> _Instructions for the task_
Extract all lines in the data that contain the word "время".

[Start Input]

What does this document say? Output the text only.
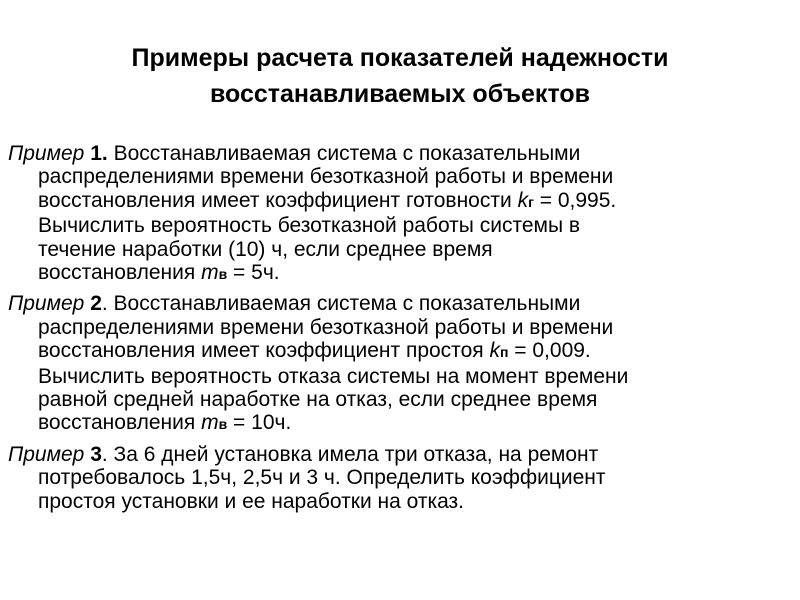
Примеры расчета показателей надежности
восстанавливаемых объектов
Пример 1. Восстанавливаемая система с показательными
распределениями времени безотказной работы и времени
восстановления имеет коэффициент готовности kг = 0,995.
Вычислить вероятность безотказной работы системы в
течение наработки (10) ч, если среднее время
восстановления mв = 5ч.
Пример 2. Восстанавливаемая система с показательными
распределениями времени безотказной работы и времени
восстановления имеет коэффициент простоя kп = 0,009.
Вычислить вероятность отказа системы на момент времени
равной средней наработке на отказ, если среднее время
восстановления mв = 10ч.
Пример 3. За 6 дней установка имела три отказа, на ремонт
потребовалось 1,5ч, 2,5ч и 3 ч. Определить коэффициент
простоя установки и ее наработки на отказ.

[End Input]
[Start Input]

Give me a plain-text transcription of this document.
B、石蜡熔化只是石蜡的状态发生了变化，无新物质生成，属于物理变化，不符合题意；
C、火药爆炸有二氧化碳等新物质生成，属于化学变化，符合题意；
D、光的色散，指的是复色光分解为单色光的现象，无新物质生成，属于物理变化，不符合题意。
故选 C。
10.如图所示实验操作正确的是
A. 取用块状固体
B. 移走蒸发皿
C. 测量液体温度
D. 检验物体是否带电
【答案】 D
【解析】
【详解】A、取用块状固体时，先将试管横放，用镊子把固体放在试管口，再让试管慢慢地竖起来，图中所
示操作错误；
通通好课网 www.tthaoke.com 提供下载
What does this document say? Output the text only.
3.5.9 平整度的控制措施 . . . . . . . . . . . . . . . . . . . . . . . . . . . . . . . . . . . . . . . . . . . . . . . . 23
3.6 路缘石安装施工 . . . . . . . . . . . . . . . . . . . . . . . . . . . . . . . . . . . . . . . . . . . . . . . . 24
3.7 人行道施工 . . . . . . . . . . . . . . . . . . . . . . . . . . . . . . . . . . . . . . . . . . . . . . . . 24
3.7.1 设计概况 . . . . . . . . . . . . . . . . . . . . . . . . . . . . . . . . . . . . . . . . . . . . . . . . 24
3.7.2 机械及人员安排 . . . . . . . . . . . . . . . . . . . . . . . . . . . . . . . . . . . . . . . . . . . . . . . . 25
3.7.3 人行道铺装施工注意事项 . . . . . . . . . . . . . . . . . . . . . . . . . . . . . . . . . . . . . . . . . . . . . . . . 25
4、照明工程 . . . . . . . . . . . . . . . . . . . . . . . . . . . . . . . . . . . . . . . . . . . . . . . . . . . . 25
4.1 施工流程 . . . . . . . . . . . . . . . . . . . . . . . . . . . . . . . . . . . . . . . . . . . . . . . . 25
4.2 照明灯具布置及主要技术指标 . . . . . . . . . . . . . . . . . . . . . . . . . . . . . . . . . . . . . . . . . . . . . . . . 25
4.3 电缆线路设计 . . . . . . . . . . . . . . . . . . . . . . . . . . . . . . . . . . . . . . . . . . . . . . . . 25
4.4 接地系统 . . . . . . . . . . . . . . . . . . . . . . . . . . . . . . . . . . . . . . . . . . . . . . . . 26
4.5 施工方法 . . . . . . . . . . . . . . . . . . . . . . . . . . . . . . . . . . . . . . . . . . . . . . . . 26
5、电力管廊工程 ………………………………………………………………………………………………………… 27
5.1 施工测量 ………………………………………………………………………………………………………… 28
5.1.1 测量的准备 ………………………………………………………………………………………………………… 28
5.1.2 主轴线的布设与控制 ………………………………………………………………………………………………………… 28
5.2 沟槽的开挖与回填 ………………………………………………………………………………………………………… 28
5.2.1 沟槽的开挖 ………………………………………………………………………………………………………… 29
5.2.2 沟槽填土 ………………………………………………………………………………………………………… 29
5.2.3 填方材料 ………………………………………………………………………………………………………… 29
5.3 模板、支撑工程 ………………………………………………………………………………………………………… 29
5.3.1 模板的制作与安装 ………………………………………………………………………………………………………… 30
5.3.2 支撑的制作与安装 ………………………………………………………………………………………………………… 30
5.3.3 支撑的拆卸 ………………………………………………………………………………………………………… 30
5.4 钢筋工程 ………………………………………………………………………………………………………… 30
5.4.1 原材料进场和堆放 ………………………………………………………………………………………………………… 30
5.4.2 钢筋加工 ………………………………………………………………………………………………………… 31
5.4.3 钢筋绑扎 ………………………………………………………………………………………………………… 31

[End Input]

> _Task answer_
течение наработки (10) ч, если среднее время
равной средней наработке на отказ, если среднее время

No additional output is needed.